Directions for this task
Put every line of the material below into a numbered list, leaving out any blank lines.

Extracted information
========================

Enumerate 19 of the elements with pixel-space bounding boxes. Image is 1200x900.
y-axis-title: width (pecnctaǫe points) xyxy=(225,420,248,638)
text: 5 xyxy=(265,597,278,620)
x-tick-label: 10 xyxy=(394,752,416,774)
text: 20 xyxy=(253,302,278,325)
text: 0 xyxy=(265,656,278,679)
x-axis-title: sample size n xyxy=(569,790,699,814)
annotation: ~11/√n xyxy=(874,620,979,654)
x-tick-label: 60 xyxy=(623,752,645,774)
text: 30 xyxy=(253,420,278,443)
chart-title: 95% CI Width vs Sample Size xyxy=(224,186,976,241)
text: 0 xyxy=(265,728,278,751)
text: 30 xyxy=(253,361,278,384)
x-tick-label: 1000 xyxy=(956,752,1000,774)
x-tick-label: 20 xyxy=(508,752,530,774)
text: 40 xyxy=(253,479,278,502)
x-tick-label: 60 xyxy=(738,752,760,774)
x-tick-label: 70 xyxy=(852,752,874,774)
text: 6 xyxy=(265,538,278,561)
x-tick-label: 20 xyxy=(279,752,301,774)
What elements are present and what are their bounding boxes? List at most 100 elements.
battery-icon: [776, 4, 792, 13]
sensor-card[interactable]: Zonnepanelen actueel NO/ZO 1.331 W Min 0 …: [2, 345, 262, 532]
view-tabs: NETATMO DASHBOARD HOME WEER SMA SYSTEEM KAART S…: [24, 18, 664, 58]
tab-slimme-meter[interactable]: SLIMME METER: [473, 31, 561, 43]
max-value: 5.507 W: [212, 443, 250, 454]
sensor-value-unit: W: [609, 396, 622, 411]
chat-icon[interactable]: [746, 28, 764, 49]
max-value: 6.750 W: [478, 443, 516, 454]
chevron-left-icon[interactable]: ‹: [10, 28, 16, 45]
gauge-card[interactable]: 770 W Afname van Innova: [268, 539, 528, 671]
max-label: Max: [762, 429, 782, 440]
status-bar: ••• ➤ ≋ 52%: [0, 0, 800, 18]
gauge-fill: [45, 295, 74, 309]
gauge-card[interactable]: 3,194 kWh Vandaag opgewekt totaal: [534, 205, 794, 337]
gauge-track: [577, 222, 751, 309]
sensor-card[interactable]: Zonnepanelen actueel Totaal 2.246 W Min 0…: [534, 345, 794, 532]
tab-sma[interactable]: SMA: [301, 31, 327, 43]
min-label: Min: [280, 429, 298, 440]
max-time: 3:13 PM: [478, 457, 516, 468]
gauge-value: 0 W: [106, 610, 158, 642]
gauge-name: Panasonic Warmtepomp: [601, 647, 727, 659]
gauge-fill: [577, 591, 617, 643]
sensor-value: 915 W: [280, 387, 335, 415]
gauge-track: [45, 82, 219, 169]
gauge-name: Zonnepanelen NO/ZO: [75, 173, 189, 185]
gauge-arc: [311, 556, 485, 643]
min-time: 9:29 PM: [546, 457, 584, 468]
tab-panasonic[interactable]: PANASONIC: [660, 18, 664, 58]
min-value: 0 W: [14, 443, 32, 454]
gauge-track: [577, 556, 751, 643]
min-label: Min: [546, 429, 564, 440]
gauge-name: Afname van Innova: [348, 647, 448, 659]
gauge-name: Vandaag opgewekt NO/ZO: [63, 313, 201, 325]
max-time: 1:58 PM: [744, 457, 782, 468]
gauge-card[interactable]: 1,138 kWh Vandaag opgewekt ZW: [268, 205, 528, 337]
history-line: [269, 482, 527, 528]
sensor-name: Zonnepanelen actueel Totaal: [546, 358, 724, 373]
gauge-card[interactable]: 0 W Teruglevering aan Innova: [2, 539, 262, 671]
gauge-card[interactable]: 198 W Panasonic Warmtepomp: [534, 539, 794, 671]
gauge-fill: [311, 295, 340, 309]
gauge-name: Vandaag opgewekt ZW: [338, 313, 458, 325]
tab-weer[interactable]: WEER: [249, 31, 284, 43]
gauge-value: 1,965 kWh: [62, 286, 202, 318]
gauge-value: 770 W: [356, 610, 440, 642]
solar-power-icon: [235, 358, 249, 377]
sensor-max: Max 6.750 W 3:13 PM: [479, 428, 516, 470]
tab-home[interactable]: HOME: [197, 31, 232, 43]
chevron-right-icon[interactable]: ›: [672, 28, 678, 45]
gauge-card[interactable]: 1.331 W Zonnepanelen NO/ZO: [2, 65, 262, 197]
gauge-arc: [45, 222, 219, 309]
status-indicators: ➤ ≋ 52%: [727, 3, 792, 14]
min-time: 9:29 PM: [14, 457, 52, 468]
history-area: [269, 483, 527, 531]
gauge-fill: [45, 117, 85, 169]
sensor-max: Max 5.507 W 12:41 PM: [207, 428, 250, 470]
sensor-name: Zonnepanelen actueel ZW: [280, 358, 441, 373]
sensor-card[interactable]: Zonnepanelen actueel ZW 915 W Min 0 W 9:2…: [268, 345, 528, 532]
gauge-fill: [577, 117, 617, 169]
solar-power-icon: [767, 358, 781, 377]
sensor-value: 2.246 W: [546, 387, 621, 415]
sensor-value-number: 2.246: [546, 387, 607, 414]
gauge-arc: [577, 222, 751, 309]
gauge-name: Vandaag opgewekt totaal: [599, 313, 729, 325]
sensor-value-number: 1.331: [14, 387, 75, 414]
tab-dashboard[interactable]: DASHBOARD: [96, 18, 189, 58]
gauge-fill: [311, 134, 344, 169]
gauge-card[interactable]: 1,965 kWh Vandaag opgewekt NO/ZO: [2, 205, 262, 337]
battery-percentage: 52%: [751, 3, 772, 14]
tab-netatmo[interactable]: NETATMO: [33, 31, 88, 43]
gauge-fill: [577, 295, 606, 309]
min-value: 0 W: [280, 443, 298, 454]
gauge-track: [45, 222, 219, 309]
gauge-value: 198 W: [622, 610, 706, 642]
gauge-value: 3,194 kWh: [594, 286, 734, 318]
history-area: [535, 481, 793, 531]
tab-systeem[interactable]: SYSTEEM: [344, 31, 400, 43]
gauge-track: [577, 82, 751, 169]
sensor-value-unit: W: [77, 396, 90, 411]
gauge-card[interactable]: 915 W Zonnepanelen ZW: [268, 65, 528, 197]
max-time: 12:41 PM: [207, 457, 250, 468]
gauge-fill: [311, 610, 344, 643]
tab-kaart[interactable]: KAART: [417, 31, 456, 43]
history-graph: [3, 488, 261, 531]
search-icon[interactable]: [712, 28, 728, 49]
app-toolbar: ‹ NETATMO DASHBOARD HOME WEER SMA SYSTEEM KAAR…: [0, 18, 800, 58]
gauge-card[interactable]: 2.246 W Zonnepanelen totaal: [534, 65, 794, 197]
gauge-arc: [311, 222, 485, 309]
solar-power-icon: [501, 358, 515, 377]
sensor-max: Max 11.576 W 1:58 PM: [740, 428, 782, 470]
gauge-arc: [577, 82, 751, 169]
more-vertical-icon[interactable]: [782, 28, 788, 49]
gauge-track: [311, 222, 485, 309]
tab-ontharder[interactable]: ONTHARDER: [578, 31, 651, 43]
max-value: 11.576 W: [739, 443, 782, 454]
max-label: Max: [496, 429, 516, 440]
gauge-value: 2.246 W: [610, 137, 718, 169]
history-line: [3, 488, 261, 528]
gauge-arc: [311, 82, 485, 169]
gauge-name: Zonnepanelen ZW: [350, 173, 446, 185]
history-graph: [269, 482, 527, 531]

========================

Result
1. Enumerate 19 of the elements with pixel-space bounding boxes. Image is 1200x900.
2. y-axis-title: width (pecnctaǫe points) xyxy=(225,420,248,638)
3. text: 5 xyxy=(265,597,278,620)
4. x-tick-label: 10 xyxy=(394,752,416,774)
5. text: 20 xyxy=(253,302,278,325)
6. text: 0 xyxy=(265,656,278,679)
7. x-axis-title: sample size n xyxy=(569,790,699,814)
8. annotation: ~11/√n xyxy=(874,620,979,654)
9. x-tick-label: 60 xyxy=(623,752,645,774)
10. text: 30 xyxy=(253,420,278,443)
11. chart-title: 95% CI Width vs Sample Size xyxy=(224,186,976,241)
12. text: 0 xyxy=(265,728,278,751)
13. text: 30 xyxy=(253,361,278,384)
14. x-tick-label: 1000 xyxy=(956,752,1000,774)
15. x-tick-label: 20 xyxy=(508,752,530,774)
16. text: 40 xyxy=(253,479,278,502)
17. x-tick-label: 60 xyxy=(738,752,760,774)
18. x-tick-label: 70 xyxy=(852,752,874,774)
19. text: 6 xyxy=(265,538,278,561)
20. x-tick-label: 20 xyxy=(279,752,301,774)
21. What elements are present and what are their bounding boxes? List at most 100 elements.
22. battery-icon: [776, 4, 792, 13]
23. sensor-card[interactable]: Zonnepanelen actueel NO/ZO 1.331 W Min 0 …: [2, 345, 262, 532]
24. view-tabs: NETATMO DASHBOARD HOME WEER SMA SYSTEEM KAART S…: [24, 18, 664, 58]
25. tab-slimme-meter[interactable]: SLIMME METER: [473, 31, 561, 43]
26. max-value: 5.507 W: [212, 443, 250, 454]
27. sensor-value-unit: W: [609, 396, 622, 411]
28. chat-icon[interactable]: [746, 28, 764, 49]
29. max-value: 6.750 W: [478, 443, 516, 454]
30. chevron-left-icon[interactable]: ‹: [10, 28, 16, 45]
31. gauge-card[interactable]: 770 W Afname van Innova: [268, 539, 528, 671]
32. max-label: Max: [762, 429, 782, 440]
33. status-bar: ••• ➤ ≋ 52%: [0, 0, 800, 18]
34. gauge-fill: [45, 295, 74, 309]
35. gauge-card[interactable]: 3,194 kWh Vandaag opgewekt totaal: [534, 205, 794, 337]
36. gauge-track: [577, 222, 751, 309]
37. sensor-card[interactable]: Zonnepanelen actueel Totaal 2.246 W Min 0…: [534, 345, 794, 532]
38. tab-sma[interactable]: SMA: [301, 31, 327, 43]
39. min-label: Min: [280, 429, 298, 440]
40. max-time: 3:13 PM: [478, 457, 516, 468]
41. gauge-value: 0 W: [106, 610, 158, 642]
42. gauge-name: Panasonic Warmtepomp: [601, 647, 727, 659]
43. gauge-fill: [577, 591, 617, 643]
44. sensor-value: 915 W: [280, 387, 335, 415]
45. gauge-track: [45, 82, 219, 169]
46. gauge-name: Zonnepanelen NO/ZO: [75, 173, 189, 185]
47. gauge-arc: [311, 556, 485, 643]
48. min-time: 9:29 PM: [546, 457, 584, 468]
49. tab-panasonic[interactable]: PANASONIC: [660, 18, 664, 58]
50. min-value: 0 W: [14, 443, 32, 454]
51. gauge-track: [577, 556, 751, 643]
52. min-label: Min: [546, 429, 564, 440]
53. gauge-name: Afname van Innova: [348, 647, 448, 659]
54. gauge-name: Vandaag opgewekt NO/ZO: [63, 313, 201, 325]
55. max-time: 1:58 PM: [744, 457, 782, 468]
56. gauge-card[interactable]: 1,138 kWh Vandaag opgewekt ZW: [268, 205, 528, 337]
57. history-line: [269, 482, 527, 528]
58. sensor-name: Zonnepanelen actueel Totaal: [546, 358, 724, 373]
59. gauge-card[interactable]: 0 W Teruglevering aan Innova: [2, 539, 262, 671]
60. gauge-card[interactable]: 198 W Panasonic Warmtepomp: [534, 539, 794, 671]
61. gauge-fill: [311, 295, 340, 309]
62. gauge-name: Vandaag opgewekt ZW: [338, 313, 458, 325]
63. tab-weer[interactable]: WEER: [249, 31, 284, 43]
64. gauge-value: 1,965 kWh: [62, 286, 202, 318]
65. gauge-value: 770 W: [356, 610, 440, 642]
66. solar-power-icon: [235, 358, 249, 377]
67. sensor-max: Max 6.750 W 3:13 PM: [479, 428, 516, 470]
68. tab-home[interactable]: HOME: [197, 31, 232, 43]
69. chevron-right-icon[interactable]: ›: [672, 28, 678, 45]
70. gauge-card[interactable]: 1.331 W Zonnepanelen NO/ZO: [2, 65, 262, 197]
71. gauge-arc: [45, 222, 219, 309]
72. status-indicators: ➤ ≋ 52%: [727, 3, 792, 14]
73. min-time: 9:29 PM: [14, 457, 52, 468]
74. history-area: [269, 483, 527, 531]
75. gauge-fill: [45, 117, 85, 169]
76. sensor-max: Max 5.507 W 12:41 PM: [207, 428, 250, 470]
77. sensor-name: Zonnepanelen actueel ZW: [280, 358, 441, 373]
78. sensor-card[interactable]: Zonnepanelen actueel ZW 915 W Min 0 W 9:2…: [268, 345, 528, 532]
79. gauge-fill: [577, 117, 617, 169]
80. solar-power-icon: [767, 358, 781, 377]
81. sensor-value: 2.246 W: [546, 387, 621, 415]
82. sensor-value-number: 2.246: [546, 387, 607, 414]
83. gauge-arc: [577, 222, 751, 309]
84. gauge-name: Vandaag opgewekt totaal: [599, 313, 729, 325]
85. sensor-value-number: 1.331: [14, 387, 75, 414]
86. tab-dashboard[interactable]: DASHBOARD: [96, 18, 189, 58]
87. gauge-fill: [311, 134, 344, 169]
88. gauge-card[interactable]: 1,965 kWh Vandaag opgewekt NO/ZO: [2, 205, 262, 337]
89. battery-percentage: 52%: [751, 3, 772, 14]
90. tab-netatmo[interactable]: NETATMO: [33, 31, 88, 43]
91. gauge-fill: [577, 295, 606, 309]
92. min-value: 0 W: [280, 443, 298, 454]
93. gauge-track: [45, 222, 219, 309]
94. gauge-value: 198 W: [622, 610, 706, 642]
95. gauge-value: 3,194 kWh: [594, 286, 734, 318]
96. history-area: [535, 481, 793, 531]
97. tab-systeem[interactable]: SYSTEEM: [344, 31, 400, 43]
98. gauge-track: [577, 82, 751, 169]
99. sensor-value-unit: W: [77, 396, 90, 411]
100. gauge-card[interactable]: 915 W Zonnepanelen ZW: [268, 65, 528, 197]
101. max-time: 12:41 PM: [207, 457, 250, 468]
102. gauge-fill: [311, 610, 344, 643]
103. tab-kaart[interactable]: KAART: [417, 31, 456, 43]
104. history-graph: [3, 488, 261, 531]
105. search-icon[interactable]: [712, 28, 728, 49]
106. app-toolbar: ‹ NETATMO DASHBOARD HOME WEER SMA SYSTEEM KAAR…: [0, 18, 800, 58]
107. gauge-card[interactable]: 2.246 W Zonnepanelen totaal: [534, 65, 794, 197]
108. gauge-arc: [311, 222, 485, 309]
109. solar-power-icon: [501, 358, 515, 377]
110. sensor-max: Max 11.576 W 1:58 PM: [740, 428, 782, 470]
111. gauge-arc: [577, 82, 751, 169]
112. more-vertical-icon[interactable]: [782, 28, 788, 49]
113. gauge-track: [311, 222, 485, 309]
114. tab-ontharder[interactable]: ONTHARDER: [578, 31, 651, 43]
115. max-value: 11.576 W: [739, 443, 782, 454]
116. max-label: Max: [496, 429, 516, 440]
117. gauge-value: 2.246 W: [610, 137, 718, 169]
118. history-line: [3, 488, 261, 528]
119. gauge-arc: [311, 82, 485, 169]
120. gauge-name: Zonnepanelen ZW: [350, 173, 446, 185]
121. history-graph: [269, 482, 527, 531]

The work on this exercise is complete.